Entries from a dataset:
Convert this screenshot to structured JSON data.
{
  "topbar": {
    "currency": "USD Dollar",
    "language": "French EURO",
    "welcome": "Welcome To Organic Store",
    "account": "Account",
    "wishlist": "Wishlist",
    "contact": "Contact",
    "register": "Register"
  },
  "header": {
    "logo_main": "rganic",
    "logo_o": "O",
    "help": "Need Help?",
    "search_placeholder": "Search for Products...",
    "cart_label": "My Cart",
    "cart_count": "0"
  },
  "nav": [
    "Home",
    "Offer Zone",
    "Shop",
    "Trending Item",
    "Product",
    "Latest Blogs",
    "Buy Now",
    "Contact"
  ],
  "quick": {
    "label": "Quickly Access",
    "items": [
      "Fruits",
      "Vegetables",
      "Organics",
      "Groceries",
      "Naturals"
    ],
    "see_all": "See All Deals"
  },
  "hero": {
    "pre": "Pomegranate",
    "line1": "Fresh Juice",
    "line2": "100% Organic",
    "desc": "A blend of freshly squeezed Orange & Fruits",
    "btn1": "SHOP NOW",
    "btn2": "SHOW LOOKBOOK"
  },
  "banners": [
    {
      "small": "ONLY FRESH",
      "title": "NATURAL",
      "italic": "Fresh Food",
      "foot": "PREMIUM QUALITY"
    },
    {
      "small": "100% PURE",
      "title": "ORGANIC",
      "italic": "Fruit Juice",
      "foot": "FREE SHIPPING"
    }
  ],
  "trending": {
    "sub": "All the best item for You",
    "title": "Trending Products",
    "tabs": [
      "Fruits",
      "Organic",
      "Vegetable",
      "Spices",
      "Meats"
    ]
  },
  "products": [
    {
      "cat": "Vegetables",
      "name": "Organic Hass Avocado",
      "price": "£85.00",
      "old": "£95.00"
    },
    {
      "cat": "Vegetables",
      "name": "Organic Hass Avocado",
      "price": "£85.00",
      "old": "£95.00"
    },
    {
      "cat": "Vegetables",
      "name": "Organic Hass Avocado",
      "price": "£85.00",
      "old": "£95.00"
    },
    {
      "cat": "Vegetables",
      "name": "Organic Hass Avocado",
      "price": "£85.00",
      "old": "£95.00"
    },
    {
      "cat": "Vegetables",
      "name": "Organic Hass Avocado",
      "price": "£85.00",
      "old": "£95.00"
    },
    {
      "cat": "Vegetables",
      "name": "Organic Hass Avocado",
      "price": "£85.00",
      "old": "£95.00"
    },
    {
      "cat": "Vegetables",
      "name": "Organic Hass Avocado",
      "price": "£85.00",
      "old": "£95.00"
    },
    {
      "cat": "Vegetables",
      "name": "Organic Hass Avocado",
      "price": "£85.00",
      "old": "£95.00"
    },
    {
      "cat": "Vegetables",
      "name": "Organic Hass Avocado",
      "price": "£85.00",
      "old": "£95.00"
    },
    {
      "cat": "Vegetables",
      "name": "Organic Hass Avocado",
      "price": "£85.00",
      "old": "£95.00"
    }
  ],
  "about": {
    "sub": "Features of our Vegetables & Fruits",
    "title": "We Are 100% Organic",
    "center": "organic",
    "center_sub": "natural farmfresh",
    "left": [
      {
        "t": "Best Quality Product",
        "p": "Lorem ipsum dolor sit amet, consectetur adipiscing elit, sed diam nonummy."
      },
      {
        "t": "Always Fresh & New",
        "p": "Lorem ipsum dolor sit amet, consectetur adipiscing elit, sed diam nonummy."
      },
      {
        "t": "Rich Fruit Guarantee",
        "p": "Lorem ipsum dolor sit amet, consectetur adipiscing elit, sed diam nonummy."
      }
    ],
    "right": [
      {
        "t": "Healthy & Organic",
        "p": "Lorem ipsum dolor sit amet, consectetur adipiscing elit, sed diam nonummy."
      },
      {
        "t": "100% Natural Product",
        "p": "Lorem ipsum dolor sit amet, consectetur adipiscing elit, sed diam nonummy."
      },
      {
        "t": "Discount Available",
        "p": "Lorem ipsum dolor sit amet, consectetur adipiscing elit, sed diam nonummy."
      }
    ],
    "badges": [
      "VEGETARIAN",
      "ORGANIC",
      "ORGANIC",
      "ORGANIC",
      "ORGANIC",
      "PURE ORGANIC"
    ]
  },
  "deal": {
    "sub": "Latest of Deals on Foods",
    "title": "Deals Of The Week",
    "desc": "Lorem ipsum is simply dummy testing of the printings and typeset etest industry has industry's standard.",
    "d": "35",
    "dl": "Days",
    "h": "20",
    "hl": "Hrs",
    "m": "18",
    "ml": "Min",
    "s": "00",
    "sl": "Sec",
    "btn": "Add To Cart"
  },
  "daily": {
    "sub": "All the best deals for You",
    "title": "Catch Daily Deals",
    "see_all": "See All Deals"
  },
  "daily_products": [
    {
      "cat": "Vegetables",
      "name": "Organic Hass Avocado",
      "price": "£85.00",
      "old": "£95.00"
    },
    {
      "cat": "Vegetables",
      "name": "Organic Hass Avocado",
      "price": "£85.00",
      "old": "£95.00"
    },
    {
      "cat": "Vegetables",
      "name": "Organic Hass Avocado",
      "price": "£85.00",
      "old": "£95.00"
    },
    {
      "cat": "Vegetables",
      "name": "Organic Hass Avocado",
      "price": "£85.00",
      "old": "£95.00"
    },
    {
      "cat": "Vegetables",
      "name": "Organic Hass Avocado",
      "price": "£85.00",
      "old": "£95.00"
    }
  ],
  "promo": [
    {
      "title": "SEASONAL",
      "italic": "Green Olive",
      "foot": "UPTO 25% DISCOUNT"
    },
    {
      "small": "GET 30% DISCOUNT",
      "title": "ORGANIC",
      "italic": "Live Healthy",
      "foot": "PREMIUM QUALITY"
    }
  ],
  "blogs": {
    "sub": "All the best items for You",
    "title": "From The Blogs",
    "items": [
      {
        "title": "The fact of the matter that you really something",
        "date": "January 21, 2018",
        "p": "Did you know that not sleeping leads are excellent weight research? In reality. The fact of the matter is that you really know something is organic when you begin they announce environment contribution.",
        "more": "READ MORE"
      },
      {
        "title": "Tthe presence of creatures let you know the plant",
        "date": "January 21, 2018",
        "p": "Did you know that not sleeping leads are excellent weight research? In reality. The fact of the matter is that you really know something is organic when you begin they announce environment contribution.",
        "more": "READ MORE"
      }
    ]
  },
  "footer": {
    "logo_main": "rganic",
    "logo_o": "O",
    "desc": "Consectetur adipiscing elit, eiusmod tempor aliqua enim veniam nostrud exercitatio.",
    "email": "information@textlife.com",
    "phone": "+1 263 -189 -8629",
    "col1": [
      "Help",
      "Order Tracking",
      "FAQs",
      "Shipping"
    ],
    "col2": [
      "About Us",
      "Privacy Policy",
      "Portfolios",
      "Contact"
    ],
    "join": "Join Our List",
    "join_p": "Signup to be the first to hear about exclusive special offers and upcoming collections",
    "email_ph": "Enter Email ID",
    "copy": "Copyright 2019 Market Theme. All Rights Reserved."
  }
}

### STATED GOAL
Produce an exact copy of the whole listing.

### RESULT BELOW
Convert this screenshot to structured JSON data.
{
  "topbar": {
    "currency": "USD Dollar",
    "language": "French EURO",
    "welcome": "Welcome To Organic Store",
    "account": "Account",
    "wishlist": "Wishlist",
    "contact": "Contact",
    "register": "Register"
  },
  "header": {
    "logo_main": "rganic",
    "logo_o": "O",
    "help": "Need Help?",
    "search_placeholder": "Search for Products...",
    "cart_label": "My Cart",
    "cart_count": "0"
  },
  "nav": [
    "Home",
    "Offer Zone",
    "Shop",
    "Trending Item",
    "Product",
    "Latest Blogs",
    "Buy Now",
    "Contact"
  ],
  "quick": {
    "label": "Quickly Access",
    "items": [
      "Fruits",
      "Vegetables",
      "Organics",
      "Groceries",
      "Naturals"
    ],
    "see_all": "See All Deals"
  },
  "hero": {
    "pre": "Pomegranate",
    "line1": "Fresh Juice",
    "line2": "100% Organic",
    "desc": "A blend of freshly squeezed Orange & Fruits",
    "btn1": "SHOP NOW",
    "btn2": "SHOW LOOKBOOK"
  },
  "banners": [
    {
      "small": "ONLY FRESH",
      "title": "NATURAL",
      "italic": "Fresh Food",
      "foot": "PREMIUM QUALITY"
    },
    {
      "small": "100% PURE",
      "title": "ORGANIC",
      "italic": "Fruit Juice",
      "foot": "FREE SHIPPING"
    }
  ],
  "trending": {
    "sub": "All the best item for You",
    "title": "Trending Products",
    "tabs": [
      "Fruits",
      "Organic",
      "Vegetable",
      "Spices",
      "Meats"
    ]
  },
  "products": [
    {
      "cat": "Vegetables",
      "name": "Organic Hass Avocado",
      "price": "£85.00",
      "old": "£95.00"
    },
    {
      "cat": "Vegetables",
      "name": "Organic Hass Avocado",
      "price": "£85.00",
      "old": "£95.00"
    },
    {
      "cat": "Vegetables",
      "name": "Organic Hass Avocado",
      "price": "£85.00",
      "old": "£95.00"
    },
    {
      "cat": "Vegetables",
      "name": "Organic Hass Avocado",
      "price": "£85.00",
      "old": "£95.00"
    },
    {
      "cat": "Vegetables",
      "name": "Organic Hass Avocado",
      "price": "£85.00",
      "old": "£95.00"
    },
    {
      "cat": "Vegetables",
      "name": "Organic Hass Avocado",
      "price": "£85.00",
      "old": "£95.00"
    },
    {
      "cat": "Vegetables",
      "name": "Organic Hass Avocado",
      "price": "£85.00",
      "old": "£95.00"
    },
    {
      "cat": "Vegetables",
      "name": "Organic Hass Avocado",
      "price": "£85.00",
      "old": "£95.00"
    },
    {
      "cat": "Vegetables",
      "name": "Organic Hass Avocado",
      "price": "£85.00",
      "old": "£95.00"
    },
    {
      "cat": "Vegetables",
      "name": "Organic Hass Avocado",
      "price": "£85.00",
      "old": "£95.00"
    }
  ],
  "about": {
    "sub": "Features of our Vegetables & Fruits",
    "title": "We Are 100% Organic",
    "center": "organic",
    "center_sub": "natural farmfresh",
    "left": [
      {
        "t": "Best Quality Product",
        "p": "Lorem ipsum dolor sit amet, consectetur adipiscing elit, sed diam nonummy."
      },
      {
        "t": "Always Fresh & New",
        "p": "Lorem ipsum dolor sit amet, consectetur adipiscing elit, sed diam nonummy."
      },
      {
        "t": "Rich Fruit Guarantee",
        "p": "Lorem ipsum dolor sit amet, consectetur adipiscing elit, sed diam nonummy."
      }
    ],
    "right": [
      {
        "t": "Healthy & Organic",
        "p": "Lorem ipsum dolor sit amet, consectetur adipiscing elit, sed diam nonummy."
      },
      {
        "t": "100% Natural Product",
        "p": "Lorem ipsum dolor sit amet, consectetur adipiscing elit, sed diam nonummy."
      },
      {
        "t": "Discount Available",
        "p": "Lorem ipsum dolor sit amet, consectetur adipiscing elit, sed diam nonummy."
      }
    ],
    "badges": [
      "VEGETARIAN",
      "ORGANIC",
      "ORGANIC",
      "ORGANIC",
      "ORGANIC",
      "PURE ORGANIC"
    ]
  },
  "deal": {
    "sub": "Latest of Deals on Foods",
    "title": "Deals Of The Week",
    "desc": "Lorem ipsum is simply dummy testing of the printings and typeset etest industry has industry's standard.",
    "d": "35",
    "dl": "Days",
    "h": "20",
    "hl": "Hrs",
    "m": "18",
    "ml": "Min",
    "s": "00",
    "sl": "Sec",
    "btn": "Add To Cart"
  },
  "daily": {
    "sub": "All the best deals for You",
    "title": "Catch Daily Deals",
    "see_all": "See All Deals"
  },
  "daily_products": [
    {
      "cat": "Vegetables",
      "name": "Organic Hass Avocado",
      "price": "£85.00",
      "old": "£95.00"
    },
    {
      "cat": "Vegetables",
      "name": "Organic Hass Avocado",
      "price": "£85.00",
      "old": "£95.00"
    },
    {
      "cat": "Vegetables",
      "name": "Organic Hass Avocado",
      "price": "£85.00",
      "old": "£95.00"
    },
    {
      "cat": "Vegetables",
      "name": "Organic Hass Avocado",
      "price": "£85.00",
      "old": "£95.00"
    },
    {
      "cat": "Vegetables",
      "name": "Organic Hass Avocado",
      "price": "£85.00",
      "old": "£95.00"
    }
  ],
  "promo": [
    {
      "title": "SEASONAL",
      "italic": "Green Olive",
      "foot": "UPTO 25% DISCOUNT"
    },
    {
      "small": "GET 30% DISCOUNT",
      "title": "ORGANIC",
      "italic": "Live Healthy",
      "foot": "PREMIUM QUALITY"
    }
  ],
  "blogs": {
    "sub": "All the best items for You",
    "title": "From The Blogs",
    "items": [
      {
        "title": "The fact of the matter that you really something",
        "date": "January 21, 2018",
        "p": "Did you know that not sleeping leads are excellent weight research? In reality. The fact of the matter is that you really know something is organic when you begin they announce environment contribution.",
        "more": "READ MORE"
      },
      {
        "title": "Tthe presence of creatures let you know the plant",
        "date": "January 21, 2018",
        "p": "Did you know that not sleeping leads are excellent weight research? In reality. The fact of the matter is that you really know something is organic when you begin they announce environment contribution.",
        "more": "READ MORE"
      }
    ]
  },
  "footer": {
    "logo_main": "rganic",
    "logo_o": "O",
    "desc": "Consectetur adipiscing elit, eiusmod tempor aliqua enim veniam nostrud exercitatio.",
    "email": "information@textlife.com",
    "phone": "+1 263 -189 -8629",
    "col1": [
      "Help",
      "Order Tracking",
      "FAQs",
      "Shipping"
    ],
    "col2": [
      "About Us",
      "Privacy Policy",
      "Portfolios",
      "Contact"
    ],
    "join": "Join Our List",
    "join_p": "Signup to be the first to hear about exclusive special offers and upcoming collections",
    "email_ph": "Enter Email ID",
    "copy": "Copyright 2019 Market Theme. All Rights Reserved."
  }
}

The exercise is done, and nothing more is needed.